Brief =
Reproduce exactly the lines from the one that holds "What text is on this page?" through the last line of the entries, both ends included, but not the pictures.

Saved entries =
------------------------

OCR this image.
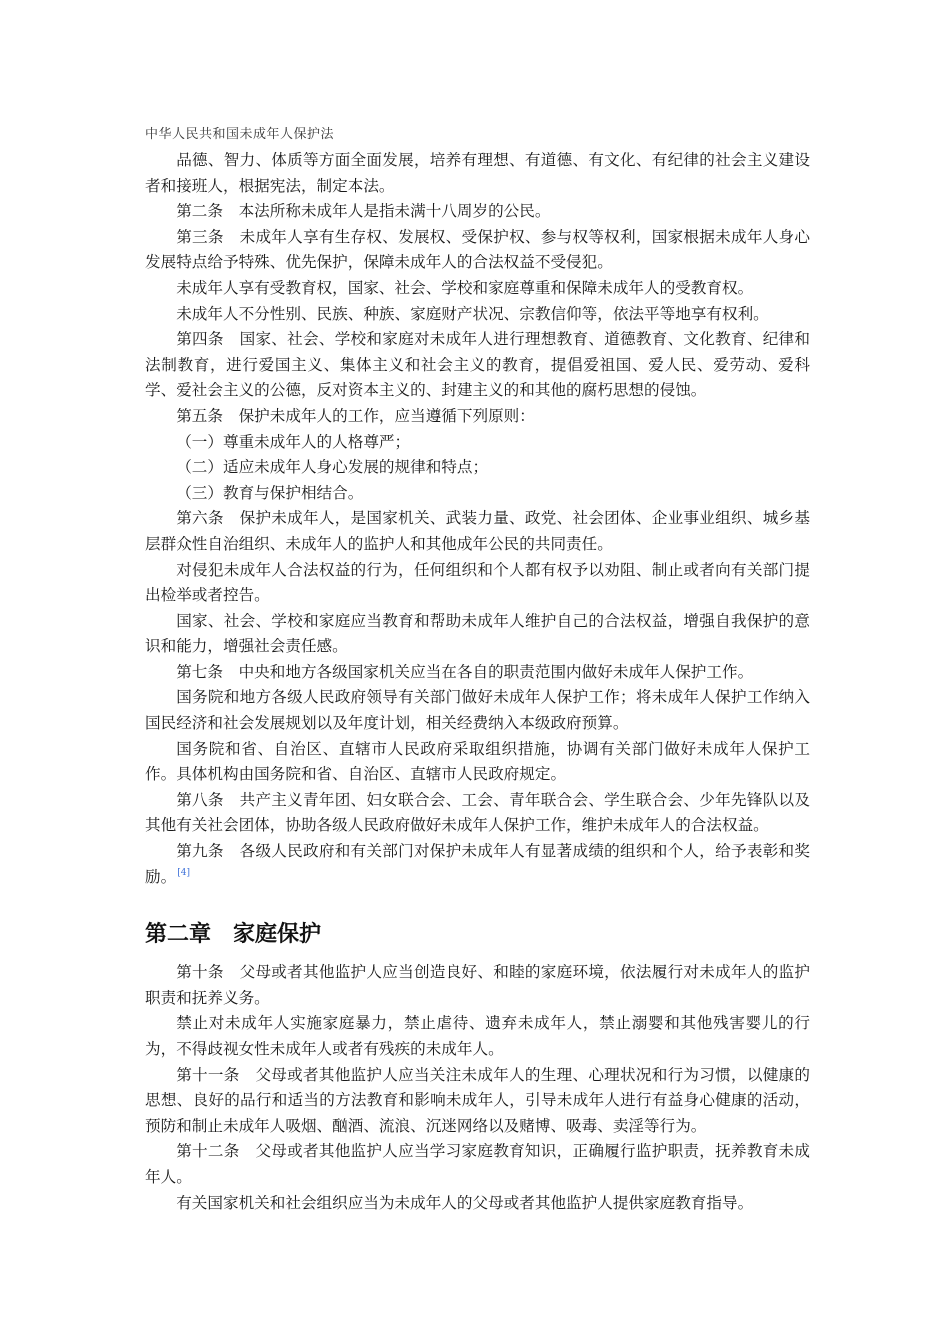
中华人民共和国未成年人保护法

品德、智力、体质等方面全面发展，培养有理想、有道德、有文化、有纪律的社会主义建设者和接班人，根据宪法，制定本法。

第二条　本法所称未成年人是指未满十八周岁的公民。

第三条　未成年人享有生存权、发展权、受保护权、参与权等权利，国家根据未成年人身心发展特点给予特殊、优先保护，保障未成年人的合法权益不受侵犯。

未成年人享有受教育权，国家、社会、学校和家庭尊重和保障未成年人的受教育权。

未成年人不分性别、民族、种族、家庭财产状况、宗教信仰等，依法平等地享有权利。

第四条　国家、社会、学校和家庭对未成年人进行理想教育、道德教育、文化教育、纪律和法制教育，进行爱国主义、集体主义和社会主义的教育，提倡爱祖国、爱人民、爱劳动、爱科学、爱社会主义的公德，反对资本主义的、封建主义的和其他的腐朽思想的侵蚀。

第五条　保护未成年人的工作，应当遵循下列原则：

（一）尊重未成年人的人格尊严；

（二）适应未成年人身心发展的规律和特点；

（三）教育与保护相结合。

第六条　保护未成年人，是国家机关、武装力量、政党、社会团体、企业事业组织、城乡基层群众性自治组织、未成年人的监护人和其他成年公民的共同责任。

对侵犯未成年人合法权益的行为，任何组织和个人都有权予以劝阻、制止或者向有关部门提出检举或者控告。

国家、社会、学校和家庭应当教育和帮助未成年人维护自己的合法权益，增强自我保护的意识和能力，增强社会责任感。

第七条　中央和地方各级国家机关应当在各自的职责范围内做好未成年人保护工作。

国务院和地方各级人民政府领导有关部门做好未成年人保护工作；将未成年人保护工作纳入国民经济和社会发展规划以及年度计划，相关经费纳入本级政府预算。

国务院和省、自治区、直辖市人民政府采取组织措施，协调有关部门做好未成年人保护工作。具体机构由国务院和省、自治区、直辖市人民政府规定。

第八条　共产主义青年团、妇女联合会、工会、青年联合会、学生联合会、少年先锋队以及其他有关社会团体，协助各级人民政府做好未成年人保护工作，维护未成年人的合法权益。

第九条　各级人民政府和有关部门对保护未成年人有显著成绩的组织和个人，给予表彰和奖励。[4]

第二章　家庭保护

第十条　父母或者其他监护人应当创造良好、和睦的家庭环境，依法履行对未成年人的监护职责和抚养义务。

禁止对未成年人实施家庭暴力，禁止虐待、遗弃未成年人，禁止溺婴和其他残害婴儿的行为，不得歧视女性未成年人或者有残疾的未成年人。

第十一条　父母或者其他监护人应当关注未成年人的生理、心理状况和行为习惯，以健康的思想、良好的品行和适当的方法教育和影响未成年人，引导未成年人进行有益身心健康的活动，预防和制止未成年人吸烟、酗酒、流浪、沉迷网络以及赌博、吸毒、卖淫等行为。

第十二条　父母或者其他监护人应当学习家庭教育知识，正确履行监护职责，抚养教育未成年人。

有关国家机关和社会组织应当为未成年人的父母或者其他监护人提供家庭教育指导。
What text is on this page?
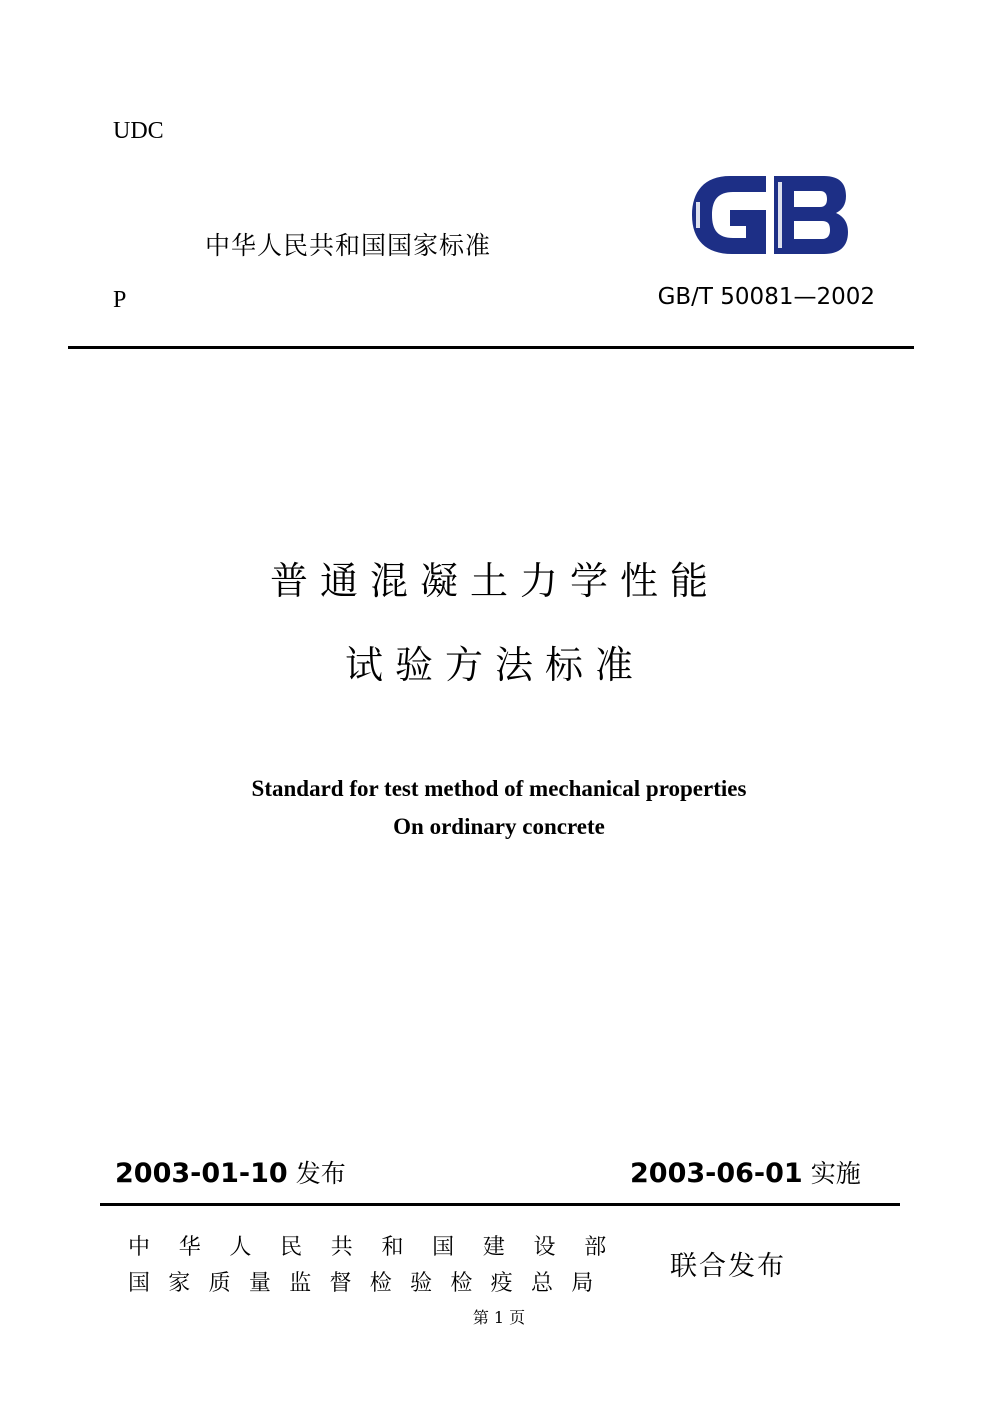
UDC
中华人民共和国国家标准
GB
P	GB/T 50081—2002
普通混凝土力学性能
试验方法标准
Standard for test method of mechanical properties
On ordinary concrete
2003-01-10 发布	2003-06-01 实施
中 华 人 民 共 和 国 建 设 部
国 家 质 量 监 督 检 验 检 疫 总 局
联合发布
第 1 页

------------------------

Written solution =
What text is on this page?
UDC
中华人民共和国国家标准
GB
P	GB/T 50081—2002
普通混凝土力学性能
试验方法标准
Standard for test method of mechanical properties
On ordinary concrete
2003-01-10 发布	2003-06-01 实施
中 华 人 民 共 和 国 建 设 部
国 家 质 量 监 督 检 验 检 疫 总 局
联合发布
第 1 页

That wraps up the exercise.